**PROMPT**:
Copy out the listing that follows, exactly, without its pictures.

Entries from a dataset
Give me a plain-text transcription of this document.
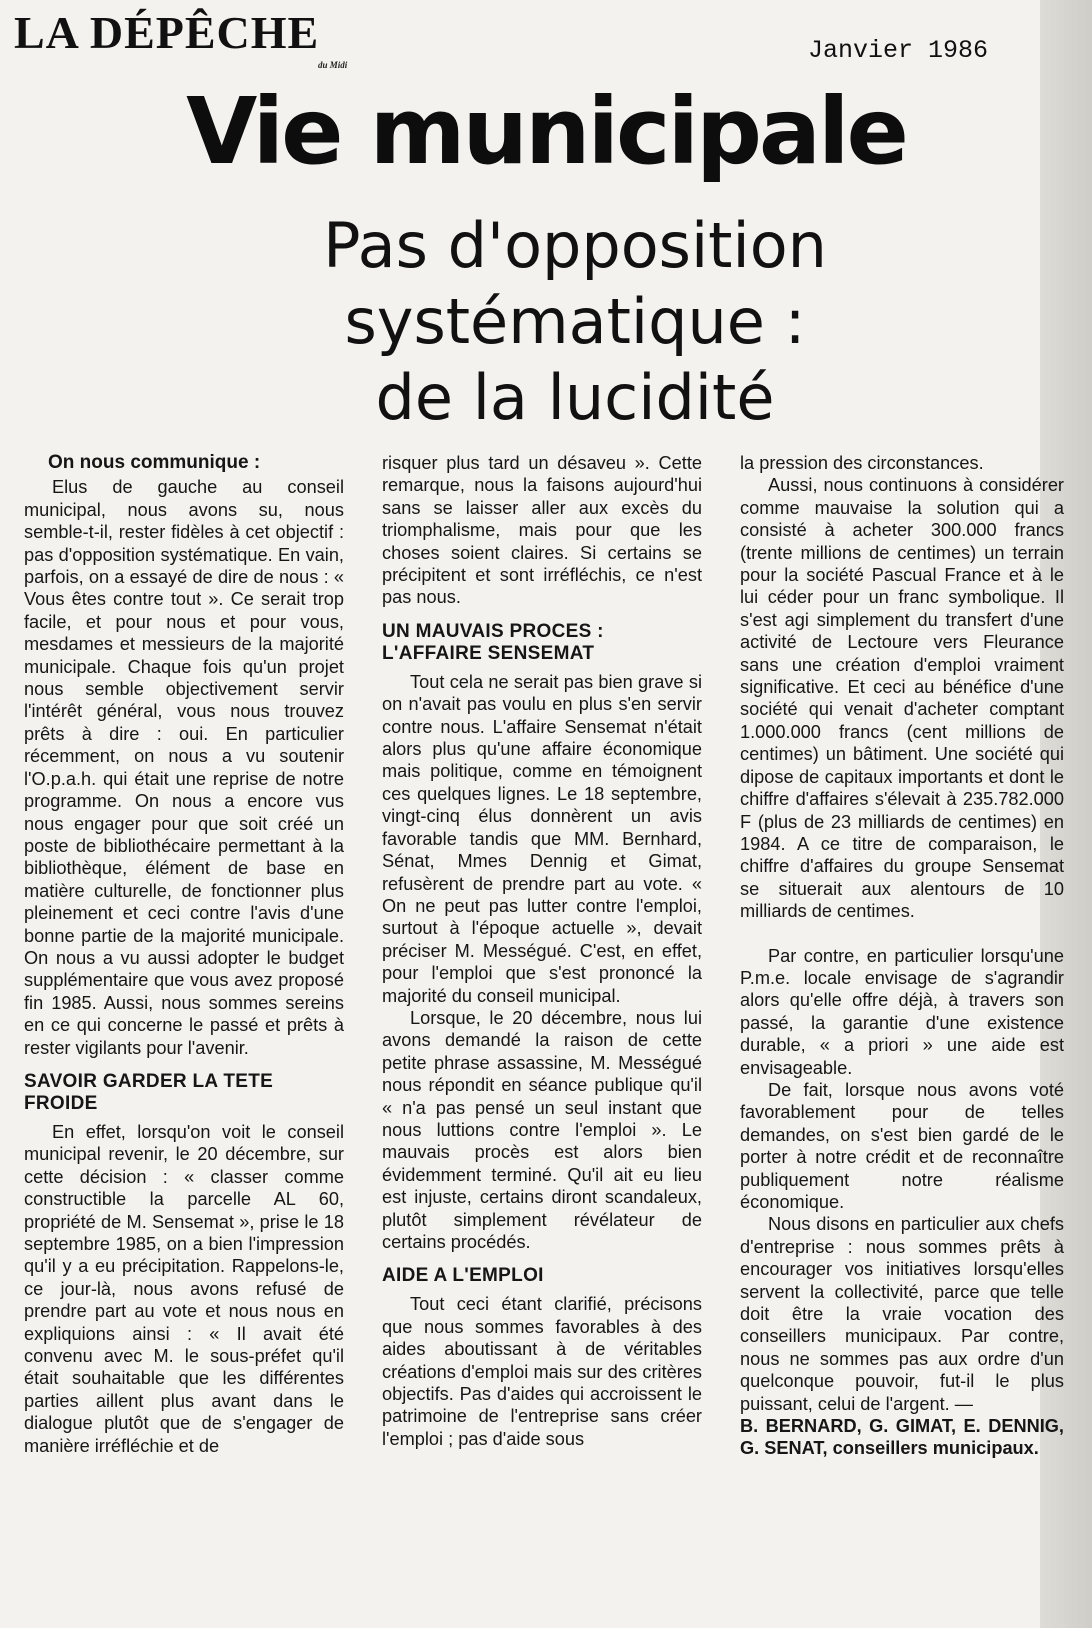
LA DÉPÊCHE
du Midi	Janvier 1986
Vie municipale
Pas d'opposition
systématique :
de la lucidité
On nous communique :

Elus de gauche au conseil municipal, nous avons su, nous semble-t-il, rester fidèles à cet objectif : pas d'opposition systématique. En vain, parfois, on a essayé de dire de nous : « Vous êtes contre tout ». Ce serait trop facile, et pour nous et pour vous, mesdames et messieurs de la majorité municipale. Chaque fois qu'un projet nous semble objectivement servir l'intérêt général, vous nous trouvez prêts à dire : oui. En particulier récemment, on nous a vu soutenir l'O.p.a.h. qui était une reprise de notre programme. On nous a encore vus nous engager pour que soit créé un poste de bibliothécaire permettant à la bibliothèque, élément de base en matière culturelle, de fonctionner plus pleinement et ceci contre l'avis d'une bonne partie de la majorité municipale. On nous a vu aussi adopter le budget supplémentaire que vous avez proposé fin 1985. Aussi, nous sommes sereins en ce qui concerne le passé et prêts à rester vigilants pour l'avenir.

SAVOIR GARDER LA TETE FROIDE

En effet, lorsqu'on voit le conseil municipal revenir, le 20 décembre, sur cette décision : « classer comme constructible la parcelle AL 60, propriété de M. Sensemat », prise le 18 septembre 1985, on a bien l'impression qu'il y a eu précipitation. Rappelons-le, ce jour-là, nous avons refusé de prendre part au vote et nous nous en expliquions ainsi : « Il avait été convenu avec M. le sous-préfet qu'il était souhaitable que les différentes parties aillent plus avant dans le dialogue plutôt que de s'engager de manière irréfléchie et de

risquer plus tard un désaveu ». Cette remarque, nous la faisons aujourd'hui sans se laisser aller aux excès du triomphalisme, mais pour que les choses soient claires. Si certains se précipitent et sont irréfléchis, ce n'est pas nous.

UN MAUVAIS PROCES : L'AFFAIRE SENSEMAT

Tout cela ne serait pas bien grave si on n'avait pas voulu en plus s'en servir contre nous. L'affaire Sensemat n'était alors plus qu'une affaire économique mais politique, comme en témoignent ces quelques lignes. Le 18 septembre, vingt-cinq élus donnèrent un avis favorable tandis que MM. Bernhard, Sénat, Mmes Dennig et Gimat, refusèrent de prendre part au vote. « On ne peut pas lutter contre l'emploi, surtout à l'époque actuelle », devait préciser M. Mességué. C'est, en effet, pour l'emploi que s'est prononcé la majorité du conseil municipal.

Lorsque, le 20 décembre, nous lui avons demandé la raison de cette petite phrase assassine, M. Mességué nous répondit en séance publique qu'il « n'a pas pensé un seul instant que nous luttions contre l'emploi ». Le mauvais procès est alors bien évidemment terminé. Qu'il ait eu lieu est injuste, certains diront scandaleux, plutôt simplement révélateur de certains procédés.

AIDE A L'EMPLOI

Tout ceci étant clarifié, précisons que nous sommes favorables à des aides aboutissant à de véritables créations d'emploi mais sur des critères objectifs. Pas d'aides qui accroissent le patrimoine de l'entreprise sans créer l'emploi ; pas d'aide sous

la pression des circonstances.

Aussi, nous continuons à considérer comme mauvaise la solution qui a consisté à acheter 300.000 francs (trente millions de centimes) un terrain pour la société Pascual France et à le lui céder pour un franc symbolique. Il s'est agi simplement du transfert d'une activité de Lectoure vers Fleurance sans une création d'emploi vraiment significative. Et ceci au bénéfice d'une société qui venait d'acheter comptant 1.000.000 francs (cent millions de centimes) un bâtiment. Une société qui dipose de capitaux importants et dont le chiffre d'affaires s'élevait à 235.782.000 F (plus de 23 milliards de centimes) en 1984. A ce titre de comparaison, le chiffre d'affaires du groupe Sensemat se situerait aux alentours de 10 milliards de centimes.

Par contre, en particulier lorsqu'une P.m.e. locale envisage de s'agrandir alors qu'elle offre déjà, à travers son passé, la garantie d'une existence durable, « a priori » une aide est envisageable.

De fait, lorsque nous avons voté favorablement pour de telles demandes, on s'est bien gardé de le porter à notre crédit et de reconnaître publiquement notre réalisme économique.

Nous disons en particulier aux chefs d'entreprise : nous sommes prêts à encourager vos initiatives lorsqu'elles servent la collectivité, parce que telle doit être la vraie vocation des conseillers municipaux. Par contre, nous ne sommes pas aux ordre d'un quelconque pouvoir, fut-il le plus puissant, celui de l'argent. —

B. BERNARD, G. GIMAT, E. DENNIG, G. SENAT, conseillers municipaux.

**THE SOLUTION**:
Give me a plain-text transcription of this document.
LA DÉPÊCHE
du Midi	Janvier 1986
Vie municipale
Pas d'opposition
systématique :
de la lucidité
On nous communique :

Elus de gauche au conseil municipal, nous avons su, nous semble-t-il, rester fidèles à cet objectif : pas d'opposition systématique. En vain, parfois, on a essayé de dire de nous : « Vous êtes contre tout ». Ce serait trop facile, et pour nous et pour vous, mesdames et messieurs de la majorité municipale. Chaque fois qu'un projet nous semble objectivement servir l'intérêt général, vous nous trouvez prêts à dire : oui. En particulier récemment, on nous a vu soutenir l'O.p.a.h. qui était une reprise de notre programme. On nous a encore vus nous engager pour que soit créé un poste de bibliothécaire permettant à la bibliothèque, élément de base en matière culturelle, de fonctionner plus pleinement et ceci contre l'avis d'une bonne partie de la majorité municipale. On nous a vu aussi adopter le budget supplémentaire que vous avez proposé fin 1985. Aussi, nous sommes sereins en ce qui concerne le passé et prêts à rester vigilants pour l'avenir.

SAVOIR GARDER LA TETE FROIDE

En effet, lorsqu'on voit le conseil municipal revenir, le 20 décembre, sur cette décision : « classer comme constructible la parcelle AL 60, propriété de M. Sensemat », prise le 18 septembre 1985, on a bien l'impression qu'il y a eu précipitation. Rappelons-le, ce jour-là, nous avons refusé de prendre part au vote et nous nous en expliquions ainsi : « Il avait été convenu avec M. le sous-préfet qu'il était souhaitable que les différentes parties aillent plus avant dans le dialogue plutôt que de s'engager de manière irréfléchie et de

risquer plus tard un désaveu ». Cette remarque, nous la faisons aujourd'hui sans se laisser aller aux excès du triomphalisme, mais pour que les choses soient claires. Si certains se précipitent et sont irréfléchis, ce n'est pas nous.

UN MAUVAIS PROCES : L'AFFAIRE SENSEMAT

Tout cela ne serait pas bien grave si on n'avait pas voulu en plus s'en servir contre nous. L'affaire Sensemat n'était alors plus qu'une affaire économique mais politique, comme en témoignent ces quelques lignes. Le 18 septembre, vingt-cinq élus donnèrent un avis favorable tandis que MM. Bernhard, Sénat, Mmes Dennig et Gimat, refusèrent de prendre part au vote. « On ne peut pas lutter contre l'emploi, surtout à l'époque actuelle », devait préciser M. Mességué. C'est, en effet, pour l'emploi que s'est prononcé la majorité du conseil municipal.

Lorsque, le 20 décembre, nous lui avons demandé la raison de cette petite phrase assassine, M. Mességué nous répondit en séance publique qu'il « n'a pas pensé un seul instant que nous luttions contre l'emploi ». Le mauvais procès est alors bien évidemment terminé. Qu'il ait eu lieu est injuste, certains diront scandaleux, plutôt simplement révélateur de certains procédés.

AIDE A L'EMPLOI

Tout ceci étant clarifié, précisons que nous sommes favorables à des aides aboutissant à de véritables créations d'emploi mais sur des critères objectifs. Pas d'aides qui accroissent le patrimoine de l'entreprise sans créer l'emploi ; pas d'aide sous

la pression des circonstances.

Aussi, nous continuons à considérer comme mauvaise la solution qui a consisté à acheter 300.000 francs (trente millions de centimes) un terrain pour la société Pascual France et à le lui céder pour un franc symbolique. Il s'est agi simplement du transfert d'une activité de Lectoure vers Fleurance sans une création d'emploi vraiment significative. Et ceci au bénéfice d'une société qui venait d'acheter comptant 1.000.000 francs (cent millions de centimes) un bâtiment. Une société qui dipose de capitaux importants et dont le chiffre d'affaires s'élevait à 235.782.000 F (plus de 23 milliards de centimes) en 1984. A ce titre de comparaison, le chiffre d'affaires du groupe Sensemat se situerait aux alentours de 10 milliards de centimes.

Par contre, en particulier lorsqu'une P.m.e. locale envisage de s'agrandir alors qu'elle offre déjà, à travers son passé, la garantie d'une existence durable, « a priori » une aide est envisageable.

De fait, lorsque nous avons voté favorablement pour de telles demandes, on s'est bien gardé de le porter à notre crédit et de reconnaître publiquement notre réalisme économique.

Nous disons en particulier aux chefs d'entreprise : nous sommes prêts à encourager vos initiatives lorsqu'elles servent la collectivité, parce que telle doit être la vraie vocation des conseillers municipaux. Par contre, nous ne sommes pas aux ordre d'un quelconque pouvoir, fut-il le plus puissant, celui de l'argent. —

B. BERNARD, G. GIMAT, E. DENNIG, G. SENAT, conseillers municipaux.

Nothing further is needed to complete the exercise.